* Text provided:
There was, for me, a power in that storytelling that held me, even when I picked up 'The Inheritors' and began to leaf through it. Soon I was carried through to the end. Despite all the issues I mention above, I was invested in the plot and I wanted to find out what happened.

I had forgotten how tricky he had been in that storytelling. Timelines slipped back and forward, often without as much as a nod to the reader. I had to be on my toes to keep up with it. 

Yes, it was racy, at least for its day, not so much now. I don't claim any real literary merit - whatever the hell that is - but I found it compelling. At their heart they are soap opera. Without him I don't think we would have had the likes of 'Dallas' and 'Dynasty'. That was the world he so often wrote about, battles in boardroom and bedroom, high finance and high passions. We might not have had Jackie Collins or Sidney Sheldon, perhaps even Arthur Hailey.

There will be those who think we might have been better off but these authors all sold a bundle and brought pleasure to millions. And there's nothing wrong with that. Not everything needs to be a Booker prizewinner. There's room for escapism. Especially now.

* Records provided:
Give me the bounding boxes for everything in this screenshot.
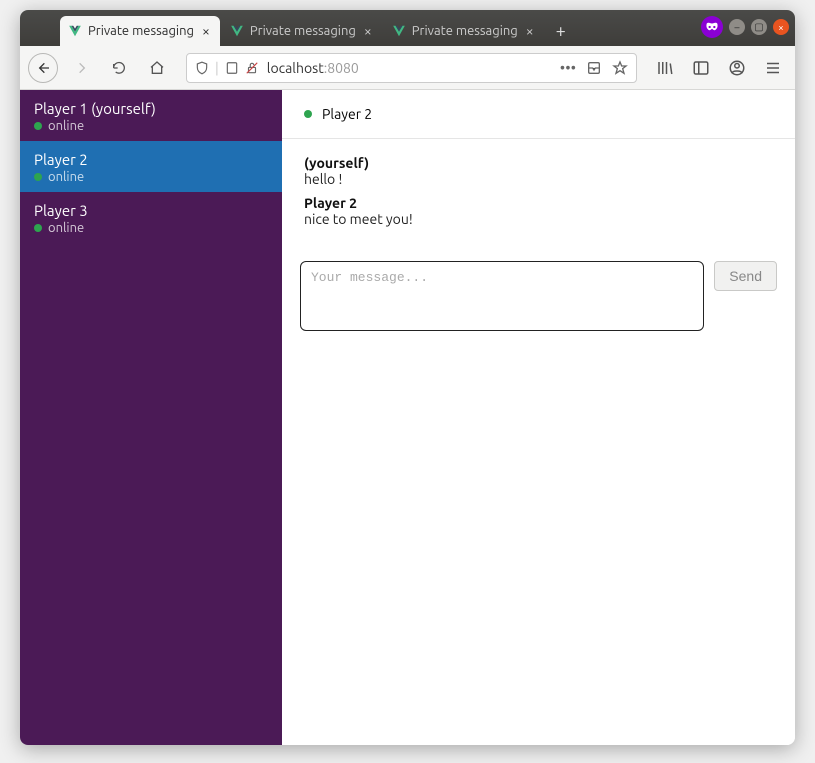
chat-header-name: Player 2 (322, 106, 372, 122)
user-status: online (34, 170, 268, 184)
message-body: hello ! (304, 171, 773, 187)
app-content: Player 1 (yourself) online Player 2 onli… (20, 90, 795, 745)
message: Player 2 nice to meet you! (304, 195, 773, 227)
chat-main: Player 2 (yourself) hello ! Player 2 nic… (282, 90, 795, 745)
message: (yourself) hello ! (304, 155, 773, 187)
tab-title: Private messaging (412, 24, 518, 38)
window-controls: – ▢ × (701, 16, 789, 38)
minimize-button[interactable]: – (729, 19, 745, 35)
online-dot-icon (34, 173, 42, 181)
browser-tab[interactable]: Private messaging × (384, 16, 544, 46)
message-sender: (yourself) (304, 155, 773, 171)
url-bar[interactable]: | localhost:8080 ••• (186, 53, 637, 83)
user-sidebar: Player 1 (yourself) online Player 2 onli… (20, 90, 282, 745)
shield-icon (195, 61, 209, 75)
page-info-icon[interactable] (225, 61, 239, 75)
message-sender: Player 2 (304, 195, 773, 211)
message-input[interactable] (300, 261, 704, 331)
message-list: (yourself) hello ! Player 2 nice to meet… (282, 139, 795, 251)
tab-strip: Private messaging × Private messaging × … (20, 10, 576, 46)
compose-row: Send (282, 251, 795, 341)
menu-icon[interactable] (759, 54, 787, 82)
status-label: online (48, 170, 84, 184)
meatballs-icon[interactable]: ••• (560, 59, 576, 76)
toolbar: | localhost:8080 ••• (20, 46, 795, 90)
message-body: nice to meet you! (304, 211, 773, 227)
sidebar-user-item[interactable]: Player 3 online (20, 192, 282, 243)
user-status: online (34, 119, 268, 133)
close-window-button[interactable]: × (773, 19, 789, 35)
star-icon[interactable] (612, 60, 628, 76)
toolbar-right (651, 54, 787, 82)
close-icon[interactable]: × (362, 24, 374, 38)
account-icon[interactable] (723, 54, 751, 82)
sidebar-user-item[interactable]: Player 1 (yourself) online (20, 90, 282, 141)
vue-icon (68, 24, 82, 38)
url-text: localhost:8080 (267, 60, 552, 76)
url-port: :8080 (324, 60, 359, 76)
user-name: Player 2 (34, 151, 268, 168)
titlebar: Private messaging × Private messaging × … (20, 10, 795, 46)
url-action-icons: ••• (560, 59, 628, 76)
tab-title: Private messaging (88, 24, 194, 38)
online-dot-icon (34, 122, 42, 130)
private-browsing-icon (701, 16, 723, 38)
status-label: online (48, 221, 84, 235)
sidebar-icon[interactable] (687, 54, 715, 82)
user-name: Player 1 (yourself) (34, 100, 268, 117)
reader-icon[interactable] (586, 60, 602, 76)
status-label: online (48, 119, 84, 133)
user-name: Player 3 (34, 202, 268, 219)
library-icon[interactable] (651, 54, 679, 82)
tab-title: Private messaging (250, 24, 356, 38)
reload-button[interactable] (104, 53, 134, 83)
vue-icon (230, 24, 244, 38)
maximize-button[interactable]: ▢ (751, 19, 767, 35)
forward-button[interactable] (66, 53, 96, 83)
lock-open-icon (245, 61, 259, 75)
url-security-icons: | (195, 60, 259, 76)
browser-window: Private messaging × Private messaging × … (20, 10, 795, 745)
home-button[interactable] (142, 53, 172, 83)
vue-icon (392, 24, 406, 38)
online-dot-icon (304, 110, 312, 118)
send-button[interactable]: Send (714, 261, 777, 291)
close-icon[interactable]: × (524, 24, 536, 38)
url-host: localhost (267, 60, 324, 76)
browser-tab[interactable]: Private messaging × (60, 16, 220, 46)
user-status: online (34, 221, 268, 235)
browser-tab[interactable]: Private messaging × (222, 16, 382, 46)
new-tab-button[interactable]: + (546, 16, 576, 46)
close-icon[interactable]: × (200, 24, 212, 38)
back-button[interactable] (28, 53, 58, 83)
chat-header: Player 2 (282, 90, 795, 139)
online-dot-icon (34, 224, 42, 232)
sidebar-user-item[interactable]: Player 2 online (20, 141, 282, 192)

* Your tasks:
A. In the piece on rereading 'The Inheritors', which two TV shows does the writer say we might not have had without the author?
B. Turn the paragraph beginning "Yes, it was racy" in the piece on rereading 'The Inheritors' into a short bulleted list that keeps its main points.

* Answer list:
A. 'Dallas' and 'Dynasty'.

B.
- It was racy for its day, though not so much now.
- The writer claims no real literary merit for it but found it compelling.
- At heart, the books are soap opera.
- Without the author, we might not have had 'Dallas' and 'Dynasty'.
- His usual world was battles in boardroom and bedroom, high finance and high passions.
- We might also not have had Jackie Collins, Sidney Sheldon or perhaps even Arthur Hailey.